(Some entries)

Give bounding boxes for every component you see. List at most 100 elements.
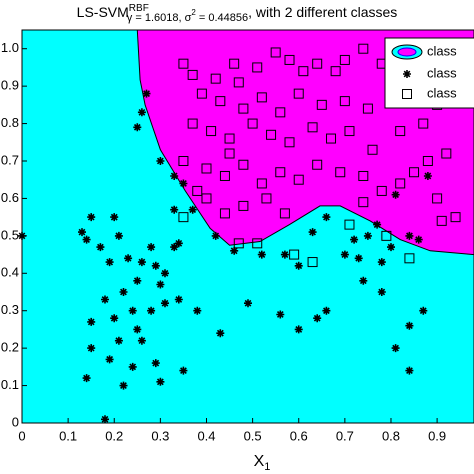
square-point [367, 144, 378, 155]
x-tick-label: 0.1 [59, 428, 77, 443]
x-axis-label: X1 [254, 453, 271, 473]
y-tick-label: 0.9 [1, 78, 19, 93]
star-point [96, 243, 105, 252]
star-point [276, 310, 285, 319]
square-point [219, 208, 230, 219]
star-point [133, 276, 142, 285]
star-point [377, 288, 386, 296]
title-superscript: RBF [129, 3, 149, 14]
legend-marker [403, 70, 411, 78]
square-point [344, 126, 355, 137]
star-point [110, 213, 119, 222]
star-point [119, 381, 128, 390]
square-point [256, 92, 267, 103]
star-point [174, 295, 183, 304]
square-point [210, 73, 221, 84]
star-point [193, 306, 202, 315]
square-point [307, 122, 318, 133]
star-point [294, 261, 303, 270]
y-tick-label: 0 [12, 414, 19, 429]
legend-box [384, 37, 474, 109]
square-point [441, 148, 452, 159]
square-point [201, 163, 212, 174]
square-point [362, 103, 373, 114]
legend-label: class [427, 65, 457, 80]
square-point [284, 137, 295, 148]
title-end: , with 2 different classes [248, 4, 397, 20]
square-point [358, 197, 369, 208]
x-tick-label: 0.6 [290, 428, 308, 443]
star-point [133, 325, 142, 334]
star-point [156, 377, 165, 386]
star-point [87, 344, 96, 353]
square-point [252, 238, 263, 249]
square-point [395, 178, 406, 189]
square-point [261, 193, 272, 204]
star-point [124, 254, 133, 263]
square-point [178, 58, 189, 69]
star-point [110, 314, 119, 323]
star-point [179, 179, 188, 188]
square-point [293, 174, 304, 185]
chart-title: LS-SVMRBF γ = 1.6018, σ2 = 0.44856, with … [77, 3, 398, 24]
star-point [423, 172, 432, 180]
square-point [201, 193, 212, 204]
square-point [293, 88, 304, 99]
square-point [187, 69, 198, 80]
square-point [238, 159, 249, 170]
x-label-main: X [254, 453, 265, 470]
square-point [275, 167, 286, 178]
star-point [377, 258, 386, 267]
x-tick-label: 0.7 [336, 428, 354, 443]
star-point [387, 243, 395, 252]
square-point [344, 219, 355, 230]
square-point [330, 66, 341, 77]
square-point [312, 159, 323, 170]
x-tick-label: 0 [18, 428, 25, 443]
square-point [229, 58, 240, 69]
star-point [82, 235, 91, 244]
star-point [354, 254, 363, 263]
legend-marker [402, 89, 412, 99]
x-tick-label: 0.8 [382, 428, 400, 443]
star-point [128, 362, 137, 371]
x-tick-label: 0.4 [197, 428, 215, 443]
square-point [316, 99, 327, 110]
y-tick-label: 0.4 [1, 265, 19, 280]
star-point [174, 239, 183, 248]
star-point [257, 250, 266, 259]
star-point [137, 258, 146, 267]
star-point [373, 220, 382, 229]
star-point [419, 306, 428, 315]
square-point [395, 126, 406, 137]
star-point [170, 172, 179, 180]
star-point [156, 280, 165, 289]
square-point [233, 238, 244, 249]
star-point [170, 243, 179, 252]
square-point [233, 77, 244, 88]
y-tick-label: 0.5 [1, 227, 19, 242]
square-point [358, 43, 369, 54]
star-point [216, 329, 225, 338]
legend-icon-region-inner [397, 47, 417, 57]
star-point [313, 314, 322, 323]
star-point [119, 288, 128, 296]
star-point [114, 336, 123, 345]
star-point [161, 269, 169, 278]
title-main: LS-SVM [77, 4, 129, 20]
square-point [219, 170, 230, 181]
square-point [256, 178, 267, 189]
star-point [405, 321, 414, 330]
square-point [238, 200, 249, 211]
star-point [133, 123, 142, 132]
title-subscript-end: = 0.44856 [196, 12, 248, 24]
square-point [339, 54, 350, 65]
star-point [78, 228, 86, 237]
star-point [170, 205, 179, 214]
square-point [196, 88, 207, 99]
star-point [280, 250, 289, 259]
y-tick-label: 0.2 [1, 340, 19, 355]
y-tick-label: 0.7 [1, 152, 19, 167]
star-point [308, 228, 317, 237]
square-point [312, 58, 323, 69]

- [Goal]: Copy each line of the entries above word for word, without the picture.

- [Solution]:
Give bounding boxes for every component you see. List at most 100 elements.
square-point [367, 144, 378, 155]
x-tick-label: 0.1 [59, 428, 77, 443]
x-axis-label: X1 [254, 453, 271, 473]
y-tick-label: 0.9 [1, 78, 19, 93]
star-point [96, 243, 105, 252]
star-point [276, 310, 285, 319]
square-point [219, 208, 230, 219]
star-point [133, 276, 142, 285]
star-point [377, 288, 386, 296]
title-superscript: RBF [129, 3, 149, 14]
legend-marker [403, 70, 411, 78]
square-point [344, 126, 355, 137]
star-point [110, 213, 119, 222]
star-point [119, 381, 128, 390]
square-point [256, 92, 267, 103]
star-point [174, 295, 183, 304]
square-point [210, 73, 221, 84]
star-point [193, 306, 202, 315]
square-point [307, 122, 318, 133]
star-point [294, 261, 303, 270]
y-tick-label: 0 [12, 414, 19, 429]
legend-box [384, 37, 474, 109]
square-point [441, 148, 452, 159]
square-point [201, 163, 212, 174]
square-point [362, 103, 373, 114]
legend-label: class [427, 65, 457, 80]
square-point [284, 137, 295, 148]
title-end: , with 2 different classes [248, 4, 397, 20]
square-point [358, 197, 369, 208]
x-tick-label: 0.6 [290, 428, 308, 443]
star-point [133, 325, 142, 334]
star-point [156, 377, 165, 386]
star-point [87, 344, 96, 353]
square-point [252, 238, 263, 249]
square-point [395, 178, 406, 189]
square-point [261, 193, 272, 204]
star-point [124, 254, 133, 263]
square-point [178, 58, 189, 69]
star-point [110, 314, 119, 323]
star-point [179, 179, 188, 188]
square-point [293, 174, 304, 185]
chart-title: LS-SVMRBF γ = 1.6018, σ2 = 0.44856, with … [77, 3, 398, 24]
star-point [423, 172, 432, 180]
square-point [201, 193, 212, 204]
square-point [293, 88, 304, 99]
square-point [187, 69, 198, 80]
square-point [238, 159, 249, 170]
x-label-main: X [254, 453, 265, 470]
square-point [275, 167, 286, 178]
star-point [377, 258, 386, 267]
x-tick-label: 0.7 [336, 428, 354, 443]
star-point [387, 243, 395, 252]
square-point [344, 219, 355, 230]
square-point [330, 66, 341, 77]
square-point [312, 159, 323, 170]
x-tick-label: 0 [18, 428, 25, 443]
square-point [229, 58, 240, 69]
star-point [82, 235, 91, 244]
star-point [354, 254, 363, 263]
legend-marker [402, 89, 412, 99]
x-tick-label: 0.8 [382, 428, 400, 443]
star-point [128, 362, 137, 371]
x-tick-label: 0.4 [197, 428, 215, 443]
square-point [316, 99, 327, 110]
y-tick-label: 0.4 [1, 265, 19, 280]
star-point [174, 239, 183, 248]
star-point [257, 250, 266, 259]
star-point [137, 258, 146, 267]
star-point [373, 220, 382, 229]
star-point [419, 306, 428, 315]
square-point [395, 126, 406, 137]
star-point [170, 172, 179, 180]
star-point [156, 280, 165, 289]
square-point [233, 238, 244, 249]
star-point [170, 243, 179, 252]
square-point [233, 77, 244, 88]
y-tick-label: 0.5 [1, 227, 19, 242]
square-point [358, 43, 369, 54]
star-point [216, 329, 225, 338]
legend-icon-region-inner [397, 47, 417, 57]
star-point [313, 314, 322, 323]
star-point [119, 288, 128, 296]
star-point [114, 336, 123, 345]
star-point [161, 269, 169, 278]
title-main: LS-SVM [77, 4, 129, 20]
square-point [219, 170, 230, 181]
square-point [256, 178, 267, 189]
star-point [405, 321, 414, 330]
square-point [238, 200, 249, 211]
star-point [133, 123, 142, 132]
title-subscript-end: = 0.44856 [196, 12, 248, 24]
square-point [339, 54, 350, 65]
star-point [78, 228, 86, 237]
star-point [170, 205, 179, 214]
square-point [196, 88, 207, 99]
star-point [280, 250, 289, 259]
y-tick-label: 0.2 [1, 340, 19, 355]
y-tick-label: 0.7 [1, 152, 19, 167]
star-point [308, 228, 317, 237]
square-point [312, 58, 323, 69]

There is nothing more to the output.